"""
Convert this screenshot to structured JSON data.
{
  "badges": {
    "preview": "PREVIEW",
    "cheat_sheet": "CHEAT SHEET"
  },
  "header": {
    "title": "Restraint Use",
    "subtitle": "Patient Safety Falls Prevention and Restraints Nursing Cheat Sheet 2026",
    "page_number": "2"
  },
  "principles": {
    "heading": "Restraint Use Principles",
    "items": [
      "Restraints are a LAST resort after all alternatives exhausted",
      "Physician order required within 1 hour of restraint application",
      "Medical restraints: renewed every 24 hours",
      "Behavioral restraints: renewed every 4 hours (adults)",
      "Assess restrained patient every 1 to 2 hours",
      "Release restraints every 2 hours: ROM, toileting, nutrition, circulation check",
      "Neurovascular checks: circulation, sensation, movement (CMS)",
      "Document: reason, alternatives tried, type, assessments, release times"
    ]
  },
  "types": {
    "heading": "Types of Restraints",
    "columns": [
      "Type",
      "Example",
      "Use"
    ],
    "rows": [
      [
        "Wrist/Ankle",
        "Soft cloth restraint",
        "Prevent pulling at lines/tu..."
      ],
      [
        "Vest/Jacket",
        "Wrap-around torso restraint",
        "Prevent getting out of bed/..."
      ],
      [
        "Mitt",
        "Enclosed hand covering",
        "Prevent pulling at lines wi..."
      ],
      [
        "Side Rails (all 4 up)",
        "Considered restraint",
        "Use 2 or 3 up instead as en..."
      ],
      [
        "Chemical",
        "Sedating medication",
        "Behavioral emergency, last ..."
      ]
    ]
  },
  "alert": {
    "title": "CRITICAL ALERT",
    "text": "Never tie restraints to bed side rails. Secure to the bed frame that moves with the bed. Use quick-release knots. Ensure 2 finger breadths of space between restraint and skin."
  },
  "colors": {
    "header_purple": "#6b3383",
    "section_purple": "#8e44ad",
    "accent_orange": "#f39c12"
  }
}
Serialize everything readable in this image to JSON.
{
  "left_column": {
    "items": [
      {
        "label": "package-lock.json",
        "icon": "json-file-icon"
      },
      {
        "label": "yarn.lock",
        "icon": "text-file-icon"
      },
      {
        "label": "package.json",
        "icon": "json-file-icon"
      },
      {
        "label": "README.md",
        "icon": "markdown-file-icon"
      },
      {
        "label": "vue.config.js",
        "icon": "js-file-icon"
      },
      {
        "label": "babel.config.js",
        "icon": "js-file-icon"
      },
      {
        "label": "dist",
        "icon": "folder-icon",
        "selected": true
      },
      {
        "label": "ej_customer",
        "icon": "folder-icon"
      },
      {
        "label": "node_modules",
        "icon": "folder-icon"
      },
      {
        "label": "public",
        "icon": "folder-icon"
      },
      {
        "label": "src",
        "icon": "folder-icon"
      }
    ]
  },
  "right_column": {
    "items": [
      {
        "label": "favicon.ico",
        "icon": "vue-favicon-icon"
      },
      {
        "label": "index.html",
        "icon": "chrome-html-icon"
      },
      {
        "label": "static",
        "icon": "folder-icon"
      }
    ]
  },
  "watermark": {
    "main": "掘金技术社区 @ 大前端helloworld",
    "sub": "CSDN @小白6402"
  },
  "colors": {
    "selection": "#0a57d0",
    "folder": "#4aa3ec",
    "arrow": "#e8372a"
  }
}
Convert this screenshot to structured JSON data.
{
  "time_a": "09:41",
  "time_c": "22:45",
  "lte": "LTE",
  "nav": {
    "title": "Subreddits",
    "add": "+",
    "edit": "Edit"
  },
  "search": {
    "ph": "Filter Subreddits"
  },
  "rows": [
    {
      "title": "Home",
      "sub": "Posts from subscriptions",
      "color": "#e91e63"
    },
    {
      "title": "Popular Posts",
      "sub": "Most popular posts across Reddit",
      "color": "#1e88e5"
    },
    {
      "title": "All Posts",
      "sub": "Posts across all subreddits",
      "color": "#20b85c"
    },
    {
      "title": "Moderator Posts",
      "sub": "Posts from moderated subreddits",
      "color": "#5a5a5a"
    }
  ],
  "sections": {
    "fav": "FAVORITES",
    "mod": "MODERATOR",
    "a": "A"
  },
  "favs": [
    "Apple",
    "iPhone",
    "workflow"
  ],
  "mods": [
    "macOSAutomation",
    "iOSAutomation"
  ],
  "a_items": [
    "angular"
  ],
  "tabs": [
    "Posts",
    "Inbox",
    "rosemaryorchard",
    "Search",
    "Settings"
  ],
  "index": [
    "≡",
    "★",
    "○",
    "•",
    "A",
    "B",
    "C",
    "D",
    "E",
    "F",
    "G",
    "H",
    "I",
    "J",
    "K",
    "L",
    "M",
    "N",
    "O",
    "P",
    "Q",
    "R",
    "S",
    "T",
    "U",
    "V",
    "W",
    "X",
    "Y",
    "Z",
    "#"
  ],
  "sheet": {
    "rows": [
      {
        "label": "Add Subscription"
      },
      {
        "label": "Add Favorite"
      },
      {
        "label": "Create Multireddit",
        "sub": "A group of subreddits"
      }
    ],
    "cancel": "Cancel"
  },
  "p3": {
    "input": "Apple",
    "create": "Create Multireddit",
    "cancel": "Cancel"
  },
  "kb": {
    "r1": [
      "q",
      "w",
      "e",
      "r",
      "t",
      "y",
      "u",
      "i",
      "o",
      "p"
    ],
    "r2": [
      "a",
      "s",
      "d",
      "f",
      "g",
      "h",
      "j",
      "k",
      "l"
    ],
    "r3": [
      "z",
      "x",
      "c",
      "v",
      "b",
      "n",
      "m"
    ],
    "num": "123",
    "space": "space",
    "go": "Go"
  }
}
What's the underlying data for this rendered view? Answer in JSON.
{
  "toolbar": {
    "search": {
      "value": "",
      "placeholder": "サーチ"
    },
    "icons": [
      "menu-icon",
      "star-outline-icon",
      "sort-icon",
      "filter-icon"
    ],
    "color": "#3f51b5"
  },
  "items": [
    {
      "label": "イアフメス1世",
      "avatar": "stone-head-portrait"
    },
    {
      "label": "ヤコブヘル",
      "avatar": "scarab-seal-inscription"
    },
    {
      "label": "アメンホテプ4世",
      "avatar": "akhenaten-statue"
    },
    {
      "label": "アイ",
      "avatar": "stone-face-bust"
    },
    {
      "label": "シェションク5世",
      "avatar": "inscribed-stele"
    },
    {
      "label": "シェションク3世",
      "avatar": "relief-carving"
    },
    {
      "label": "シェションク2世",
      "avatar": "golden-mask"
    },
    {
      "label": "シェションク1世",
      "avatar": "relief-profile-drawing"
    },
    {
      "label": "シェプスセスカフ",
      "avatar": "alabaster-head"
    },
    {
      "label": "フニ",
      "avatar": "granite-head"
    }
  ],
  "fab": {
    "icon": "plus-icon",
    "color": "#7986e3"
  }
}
"""
### PROBLEM TO WORK ON
Only lines holding the string "favicon" are wanted; gather each one from the entries above.

### SOLUTION TO THIS EXERCISE
        "label": "favicon.ico",
        "icon": "vue-favicon-icon"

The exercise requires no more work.